--- START OF Provided entries ---

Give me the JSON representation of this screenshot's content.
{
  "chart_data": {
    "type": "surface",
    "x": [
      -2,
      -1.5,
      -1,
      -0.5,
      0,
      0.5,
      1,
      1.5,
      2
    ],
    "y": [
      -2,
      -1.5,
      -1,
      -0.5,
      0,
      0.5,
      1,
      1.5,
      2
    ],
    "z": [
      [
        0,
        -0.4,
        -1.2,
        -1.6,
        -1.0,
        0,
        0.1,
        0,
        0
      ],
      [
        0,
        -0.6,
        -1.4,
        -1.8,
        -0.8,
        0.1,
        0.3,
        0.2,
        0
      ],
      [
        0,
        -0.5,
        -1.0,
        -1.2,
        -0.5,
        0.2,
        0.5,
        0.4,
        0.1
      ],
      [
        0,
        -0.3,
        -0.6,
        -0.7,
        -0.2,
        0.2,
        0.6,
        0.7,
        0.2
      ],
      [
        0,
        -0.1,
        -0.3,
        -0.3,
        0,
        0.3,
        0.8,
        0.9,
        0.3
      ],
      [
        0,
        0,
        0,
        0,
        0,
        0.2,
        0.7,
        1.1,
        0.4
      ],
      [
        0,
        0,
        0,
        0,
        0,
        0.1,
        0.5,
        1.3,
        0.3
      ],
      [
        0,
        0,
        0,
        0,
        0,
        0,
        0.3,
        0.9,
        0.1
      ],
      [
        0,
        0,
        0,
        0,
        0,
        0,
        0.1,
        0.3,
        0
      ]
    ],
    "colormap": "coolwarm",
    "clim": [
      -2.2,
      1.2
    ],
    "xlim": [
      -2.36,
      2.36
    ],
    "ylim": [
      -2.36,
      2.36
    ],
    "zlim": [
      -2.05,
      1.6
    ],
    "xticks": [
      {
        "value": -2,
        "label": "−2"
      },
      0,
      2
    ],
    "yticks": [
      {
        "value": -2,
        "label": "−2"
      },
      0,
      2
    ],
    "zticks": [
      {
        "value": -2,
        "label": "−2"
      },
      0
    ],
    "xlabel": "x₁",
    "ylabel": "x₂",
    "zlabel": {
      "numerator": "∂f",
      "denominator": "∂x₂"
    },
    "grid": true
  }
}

--- END OF Provided entries ---

▶ **Your task**: Output the records above in their entirety, exactly.

▶ **Correct output**:
Give me the JSON representation of this screenshot's content.
{
  "chart_data": {
    "type": "surface",
    "x": [
      -2,
      -1.5,
      -1,
      -0.5,
      0,
      0.5,
      1,
      1.5,
      2
    ],
    "y": [
      -2,
      -1.5,
      -1,
      -0.5,
      0,
      0.5,
      1,
      1.5,
      2
    ],
    "z": [
      [
        0,
        -0.4,
        -1.2,
        -1.6,
        -1.0,
        0,
        0.1,
        0,
        0
      ],
      [
        0,
        -0.6,
        -1.4,
        -1.8,
        -0.8,
        0.1,
        0.3,
        0.2,
        0
      ],
      [
        0,
        -0.5,
        -1.0,
        -1.2,
        -0.5,
        0.2,
        0.5,
        0.4,
        0.1
      ],
      [
        0,
        -0.3,
        -0.6,
        -0.7,
        -0.2,
        0.2,
        0.6,
        0.7,
        0.2
      ],
      [
        0,
        -0.1,
        -0.3,
        -0.3,
        0,
        0.3,
        0.8,
        0.9,
        0.3
      ],
      [
        0,
        0,
        0,
        0,
        0,
        0.2,
        0.7,
        1.1,
        0.4
      ],
      [
        0,
        0,
        0,
        0,
        0,
        0.1,
        0.5,
        1.3,
        0.3
      ],
      [
        0,
        0,
        0,
        0,
        0,
        0,
        0.3,
        0.9,
        0.1
      ],
      [
        0,
        0,
        0,
        0,
        0,
        0,
        0.1,
        0.3,
        0
      ]
    ],
    "colormap": "coolwarm",
    "clim": [
      -2.2,
      1.2
    ],
    "xlim": [
      -2.36,
      2.36
    ],
    "ylim": [
      -2.36,
      2.36
    ],
    "zlim": [
      -2.05,
      1.6
    ],
    "xticks": [
      {
        "value": -2,
        "label": "−2"
      },
      0,
      2
    ],
    "yticks": [
      {
        "value": -2,
        "label": "−2"
      },
      0,
      2
    ],
    "zticks": [
      {
        "value": -2,
        "label": "−2"
      },
      0
    ],
    "xlabel": "x₁",
    "ylabel": "x₂",
    "zlabel": {
      "numerator": "∂f",
      "denominator": "∂x₂"
    },
    "grid": true
  }
}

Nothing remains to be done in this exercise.